**Work to complete**
Copy the records below exactly as they appear.

**Task material**

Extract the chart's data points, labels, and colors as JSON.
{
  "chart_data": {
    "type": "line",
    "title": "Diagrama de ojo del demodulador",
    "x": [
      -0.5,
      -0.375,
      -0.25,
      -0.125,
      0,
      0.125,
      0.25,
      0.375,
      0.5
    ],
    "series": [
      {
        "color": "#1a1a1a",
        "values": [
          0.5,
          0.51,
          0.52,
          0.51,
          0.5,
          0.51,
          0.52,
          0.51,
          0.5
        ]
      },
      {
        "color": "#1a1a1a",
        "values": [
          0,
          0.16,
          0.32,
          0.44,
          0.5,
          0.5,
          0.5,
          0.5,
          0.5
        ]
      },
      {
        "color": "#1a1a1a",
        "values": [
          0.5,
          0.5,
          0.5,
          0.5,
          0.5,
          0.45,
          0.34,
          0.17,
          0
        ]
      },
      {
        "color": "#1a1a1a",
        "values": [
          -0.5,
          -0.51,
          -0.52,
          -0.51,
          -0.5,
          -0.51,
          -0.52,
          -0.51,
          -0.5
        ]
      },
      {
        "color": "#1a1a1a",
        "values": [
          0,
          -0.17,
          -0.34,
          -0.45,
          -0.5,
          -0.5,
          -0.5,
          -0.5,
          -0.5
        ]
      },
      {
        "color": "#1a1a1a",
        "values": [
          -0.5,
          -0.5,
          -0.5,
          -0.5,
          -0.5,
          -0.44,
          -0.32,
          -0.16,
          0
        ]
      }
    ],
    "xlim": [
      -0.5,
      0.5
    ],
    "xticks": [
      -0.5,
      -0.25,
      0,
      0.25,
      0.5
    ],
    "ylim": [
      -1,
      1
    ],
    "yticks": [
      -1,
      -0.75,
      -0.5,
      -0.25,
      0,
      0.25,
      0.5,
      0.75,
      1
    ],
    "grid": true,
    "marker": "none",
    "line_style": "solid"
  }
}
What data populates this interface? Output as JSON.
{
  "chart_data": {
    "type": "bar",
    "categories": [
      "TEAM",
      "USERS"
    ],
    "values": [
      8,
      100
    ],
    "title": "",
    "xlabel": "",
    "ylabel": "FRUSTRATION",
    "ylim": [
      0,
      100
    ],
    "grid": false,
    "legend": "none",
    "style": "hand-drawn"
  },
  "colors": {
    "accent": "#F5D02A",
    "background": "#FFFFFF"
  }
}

**Task output**
Extract the chart's data points, labels, and colors as JSON.
{
  "chart_data": {
    "type": "line",
    "title": "Diagrama de ojo del demodulador",
    "x": [
      -0.5,
      -0.375,
      -0.25,
      -0.125,
      0,
      0.125,
      0.25,
      0.375,
      0.5
    ],
    "series": [
      {
        "color": "#1a1a1a",
        "values": [
          0.5,
          0.51,
          0.52,
          0.51,
          0.5,
          0.51,
          0.52,
          0.51,
          0.5
        ]
      },
      {
        "color": "#1a1a1a",
        "values": [
          0,
          0.16,
          0.32,
          0.44,
          0.5,
          0.5,
          0.5,
          0.5,
          0.5
        ]
      },
      {
        "color": "#1a1a1a",
        "values": [
          0.5,
          0.5,
          0.5,
          0.5,
          0.5,
          0.45,
          0.34,
          0.17,
          0
        ]
      },
      {
        "color": "#1a1a1a",
        "values": [
          -0.5,
          -0.51,
          -0.52,
          -0.51,
          -0.5,
          -0.51,
          -0.52,
          -0.51,
          -0.5
        ]
      },
      {
        "color": "#1a1a1a",
        "values": [
          0,
          -0.17,
          -0.34,
          -0.45,
          -0.5,
          -0.5,
          -0.5,
          -0.5,
          -0.5
        ]
      },
      {
        "color": "#1a1a1a",
        "values": [
          -0.5,
          -0.5,
          -0.5,
          -0.5,
          -0.5,
          -0.44,
          -0.32,
          -0.16,
          0
        ]
      }
    ],
    "xlim": [
      -0.5,
      0.5
    ],
    "xticks": [
      -0.5,
      -0.25,
      0,
      0.25,
      0.5
    ],
    "ylim": [
      -1,
      1
    ],
    "yticks": [
      -1,
      -0.75,
      -0.5,
      -0.25,
      0,
      0.25,
      0.5,
      0.75,
      1
    ],
    "grid": true,
    "marker": "none",
    "line_style": "solid"
  }
}
What data populates this interface? Output as JSON.
{
  "chart_data": {
    "type": "bar",
    "categories": [
      "TEAM",
      "USERS"
    ],
    "values": [
      8,
      100
    ],
    "title": "",
    "xlabel": "",
    "ylabel": "FRUSTRATION",
    "ylim": [
      0,
      100
    ],
    "grid": false,
    "legend": "none",
    "style": "hand-drawn"
  },
  "colors": {
    "accent": "#F5D02A",
    "background": "#FFFFFF"
  }
}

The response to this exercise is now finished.